Rows from a dataset:
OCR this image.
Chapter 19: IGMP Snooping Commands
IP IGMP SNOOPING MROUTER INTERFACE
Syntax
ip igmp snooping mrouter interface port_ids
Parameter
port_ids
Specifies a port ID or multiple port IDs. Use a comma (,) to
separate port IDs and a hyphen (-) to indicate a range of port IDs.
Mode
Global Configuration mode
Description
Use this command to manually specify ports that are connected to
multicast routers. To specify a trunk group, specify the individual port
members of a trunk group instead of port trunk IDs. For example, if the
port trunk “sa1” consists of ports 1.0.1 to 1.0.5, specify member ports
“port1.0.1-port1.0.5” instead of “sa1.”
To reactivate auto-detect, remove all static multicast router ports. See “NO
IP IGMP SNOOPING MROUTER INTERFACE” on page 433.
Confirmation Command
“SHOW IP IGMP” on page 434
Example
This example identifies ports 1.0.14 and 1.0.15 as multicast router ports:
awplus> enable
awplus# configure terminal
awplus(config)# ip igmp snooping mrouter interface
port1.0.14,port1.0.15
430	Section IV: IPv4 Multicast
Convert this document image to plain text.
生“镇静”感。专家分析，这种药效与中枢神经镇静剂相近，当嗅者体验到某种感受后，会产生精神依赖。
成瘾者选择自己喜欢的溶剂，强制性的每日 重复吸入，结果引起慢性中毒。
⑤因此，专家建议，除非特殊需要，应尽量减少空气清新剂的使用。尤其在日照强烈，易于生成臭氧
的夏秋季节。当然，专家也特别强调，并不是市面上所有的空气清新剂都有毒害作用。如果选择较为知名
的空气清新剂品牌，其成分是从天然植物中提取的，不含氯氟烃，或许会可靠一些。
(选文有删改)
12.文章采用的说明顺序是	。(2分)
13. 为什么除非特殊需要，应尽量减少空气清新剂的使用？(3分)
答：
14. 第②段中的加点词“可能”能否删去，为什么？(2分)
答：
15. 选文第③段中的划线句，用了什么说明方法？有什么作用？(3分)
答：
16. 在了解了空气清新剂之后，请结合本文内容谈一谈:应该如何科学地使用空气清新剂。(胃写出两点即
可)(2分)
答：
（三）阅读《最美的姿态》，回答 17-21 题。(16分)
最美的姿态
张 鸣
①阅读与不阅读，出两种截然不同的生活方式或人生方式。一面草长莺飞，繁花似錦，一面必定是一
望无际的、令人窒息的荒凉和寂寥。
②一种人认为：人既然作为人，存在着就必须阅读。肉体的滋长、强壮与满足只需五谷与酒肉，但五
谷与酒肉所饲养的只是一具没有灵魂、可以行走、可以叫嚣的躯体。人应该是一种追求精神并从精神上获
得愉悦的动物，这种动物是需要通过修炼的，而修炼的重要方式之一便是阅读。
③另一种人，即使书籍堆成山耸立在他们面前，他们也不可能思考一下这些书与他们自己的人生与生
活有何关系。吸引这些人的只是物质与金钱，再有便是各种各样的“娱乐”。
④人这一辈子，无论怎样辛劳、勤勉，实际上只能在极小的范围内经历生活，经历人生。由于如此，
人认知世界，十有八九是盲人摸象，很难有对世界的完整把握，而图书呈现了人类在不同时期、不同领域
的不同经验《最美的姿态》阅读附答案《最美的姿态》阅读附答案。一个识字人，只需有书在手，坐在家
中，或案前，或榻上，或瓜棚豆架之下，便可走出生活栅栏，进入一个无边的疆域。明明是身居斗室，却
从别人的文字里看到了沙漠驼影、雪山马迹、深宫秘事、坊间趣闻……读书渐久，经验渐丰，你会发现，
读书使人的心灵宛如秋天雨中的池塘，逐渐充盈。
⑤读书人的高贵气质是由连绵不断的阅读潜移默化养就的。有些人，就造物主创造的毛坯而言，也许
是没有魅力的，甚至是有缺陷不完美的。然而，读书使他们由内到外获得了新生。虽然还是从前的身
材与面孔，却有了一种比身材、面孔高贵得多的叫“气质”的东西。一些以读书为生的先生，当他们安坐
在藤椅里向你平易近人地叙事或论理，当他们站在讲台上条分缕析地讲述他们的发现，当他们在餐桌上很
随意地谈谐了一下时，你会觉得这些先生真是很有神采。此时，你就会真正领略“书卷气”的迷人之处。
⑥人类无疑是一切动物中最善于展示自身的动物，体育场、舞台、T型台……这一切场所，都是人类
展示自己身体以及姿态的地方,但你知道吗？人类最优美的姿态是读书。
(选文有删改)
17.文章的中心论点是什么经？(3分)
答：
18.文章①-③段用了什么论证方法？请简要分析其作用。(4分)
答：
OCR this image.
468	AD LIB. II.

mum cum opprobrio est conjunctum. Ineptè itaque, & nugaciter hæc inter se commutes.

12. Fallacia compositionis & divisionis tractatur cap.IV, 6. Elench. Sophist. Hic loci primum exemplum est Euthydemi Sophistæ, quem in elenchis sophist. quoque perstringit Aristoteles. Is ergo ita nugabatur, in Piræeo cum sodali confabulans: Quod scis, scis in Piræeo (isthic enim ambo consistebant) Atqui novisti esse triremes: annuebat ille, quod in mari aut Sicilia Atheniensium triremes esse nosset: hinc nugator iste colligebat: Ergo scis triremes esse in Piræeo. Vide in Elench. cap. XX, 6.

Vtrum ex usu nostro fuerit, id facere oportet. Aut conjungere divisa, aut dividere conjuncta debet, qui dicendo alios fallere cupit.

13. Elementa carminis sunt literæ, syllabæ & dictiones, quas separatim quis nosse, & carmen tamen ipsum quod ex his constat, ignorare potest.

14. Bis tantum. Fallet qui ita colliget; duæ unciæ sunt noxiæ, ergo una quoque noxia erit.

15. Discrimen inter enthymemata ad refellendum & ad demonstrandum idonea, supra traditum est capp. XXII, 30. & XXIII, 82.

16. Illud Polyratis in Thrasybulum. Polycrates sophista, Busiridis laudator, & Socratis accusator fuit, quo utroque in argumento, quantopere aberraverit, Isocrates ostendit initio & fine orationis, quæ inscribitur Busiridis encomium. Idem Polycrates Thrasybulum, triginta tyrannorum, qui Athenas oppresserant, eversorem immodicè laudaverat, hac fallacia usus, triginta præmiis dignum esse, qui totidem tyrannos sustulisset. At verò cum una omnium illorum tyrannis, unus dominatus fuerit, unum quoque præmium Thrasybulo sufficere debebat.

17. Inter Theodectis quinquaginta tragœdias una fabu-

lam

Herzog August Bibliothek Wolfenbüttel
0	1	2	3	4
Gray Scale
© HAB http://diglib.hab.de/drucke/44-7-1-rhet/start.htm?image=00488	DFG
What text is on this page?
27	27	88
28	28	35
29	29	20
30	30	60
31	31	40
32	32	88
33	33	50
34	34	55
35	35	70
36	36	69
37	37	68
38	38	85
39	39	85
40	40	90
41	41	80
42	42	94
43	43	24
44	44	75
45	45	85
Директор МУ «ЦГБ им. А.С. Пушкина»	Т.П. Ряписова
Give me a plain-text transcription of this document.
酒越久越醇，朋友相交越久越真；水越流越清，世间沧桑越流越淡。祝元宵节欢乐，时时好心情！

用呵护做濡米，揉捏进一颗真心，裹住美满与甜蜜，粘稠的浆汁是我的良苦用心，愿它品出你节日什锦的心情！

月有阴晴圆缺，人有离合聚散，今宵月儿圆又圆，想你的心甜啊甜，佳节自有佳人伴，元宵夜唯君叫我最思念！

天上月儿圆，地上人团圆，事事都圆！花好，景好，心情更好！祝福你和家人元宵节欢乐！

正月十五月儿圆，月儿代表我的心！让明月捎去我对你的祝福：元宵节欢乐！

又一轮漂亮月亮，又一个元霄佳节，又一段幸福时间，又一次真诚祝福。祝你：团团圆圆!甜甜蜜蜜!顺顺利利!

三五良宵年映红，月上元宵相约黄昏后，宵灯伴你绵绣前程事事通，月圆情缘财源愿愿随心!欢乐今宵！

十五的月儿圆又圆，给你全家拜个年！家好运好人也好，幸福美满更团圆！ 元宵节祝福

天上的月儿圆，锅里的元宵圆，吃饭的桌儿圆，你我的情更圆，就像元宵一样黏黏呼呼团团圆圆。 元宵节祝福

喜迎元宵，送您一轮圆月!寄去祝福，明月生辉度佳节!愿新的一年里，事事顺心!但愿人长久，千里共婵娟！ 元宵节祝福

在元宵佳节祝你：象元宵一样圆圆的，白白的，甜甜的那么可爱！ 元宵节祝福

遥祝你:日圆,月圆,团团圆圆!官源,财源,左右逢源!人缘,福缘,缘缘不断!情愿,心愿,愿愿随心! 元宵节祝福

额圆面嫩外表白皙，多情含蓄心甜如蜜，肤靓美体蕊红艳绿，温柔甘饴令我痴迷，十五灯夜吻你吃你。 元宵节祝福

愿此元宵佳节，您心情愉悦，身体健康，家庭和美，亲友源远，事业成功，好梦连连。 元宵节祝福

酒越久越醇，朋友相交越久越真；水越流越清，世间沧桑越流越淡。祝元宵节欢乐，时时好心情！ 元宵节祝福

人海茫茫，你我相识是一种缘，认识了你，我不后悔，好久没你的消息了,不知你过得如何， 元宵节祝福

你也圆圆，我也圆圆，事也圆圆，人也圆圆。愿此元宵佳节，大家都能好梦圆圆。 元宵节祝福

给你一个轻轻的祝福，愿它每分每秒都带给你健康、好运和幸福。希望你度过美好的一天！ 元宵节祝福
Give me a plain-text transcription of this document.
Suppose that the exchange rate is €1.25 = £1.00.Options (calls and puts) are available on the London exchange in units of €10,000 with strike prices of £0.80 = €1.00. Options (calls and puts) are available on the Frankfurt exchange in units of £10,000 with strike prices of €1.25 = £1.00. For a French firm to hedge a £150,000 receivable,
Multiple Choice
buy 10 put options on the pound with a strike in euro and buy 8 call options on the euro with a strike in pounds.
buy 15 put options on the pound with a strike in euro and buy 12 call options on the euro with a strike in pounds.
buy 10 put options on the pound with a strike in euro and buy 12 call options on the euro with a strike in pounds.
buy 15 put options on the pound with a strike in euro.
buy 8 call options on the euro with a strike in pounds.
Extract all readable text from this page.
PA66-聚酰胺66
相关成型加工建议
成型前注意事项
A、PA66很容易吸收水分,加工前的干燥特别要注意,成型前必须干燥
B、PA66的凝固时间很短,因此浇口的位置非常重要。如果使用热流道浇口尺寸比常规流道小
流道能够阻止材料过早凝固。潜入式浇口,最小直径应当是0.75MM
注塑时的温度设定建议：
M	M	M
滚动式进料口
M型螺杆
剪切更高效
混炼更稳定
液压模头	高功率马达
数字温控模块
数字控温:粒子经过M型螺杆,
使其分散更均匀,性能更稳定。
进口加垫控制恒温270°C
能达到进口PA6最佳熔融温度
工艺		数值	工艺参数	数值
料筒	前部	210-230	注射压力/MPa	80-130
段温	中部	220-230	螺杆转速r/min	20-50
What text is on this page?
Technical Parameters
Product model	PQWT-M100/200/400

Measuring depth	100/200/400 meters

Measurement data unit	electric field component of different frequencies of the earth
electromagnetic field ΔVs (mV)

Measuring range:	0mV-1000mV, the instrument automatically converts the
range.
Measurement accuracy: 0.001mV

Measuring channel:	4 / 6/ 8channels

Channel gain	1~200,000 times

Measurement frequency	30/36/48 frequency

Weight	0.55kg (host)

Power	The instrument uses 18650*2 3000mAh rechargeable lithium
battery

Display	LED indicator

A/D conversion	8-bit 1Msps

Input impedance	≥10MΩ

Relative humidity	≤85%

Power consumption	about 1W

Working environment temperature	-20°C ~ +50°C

**Exercise details:**
Check the data for the word "euro" and pull out the lines that have it.

**Answer to this problem:**
buy 10 put options on the pound with a strike in euro and buy 8 call options on the euro with a strike in pounds.
buy 15 put options on the pound with a strike in euro and buy 12 call options on the euro with a strike in pounds.
buy 10 put options on the pound with a strike in euro and buy 12 call options on the euro with a strike in pounds.
buy 15 put options on the pound with a strike in euro.
buy 8 call options on the euro with a strike in pounds.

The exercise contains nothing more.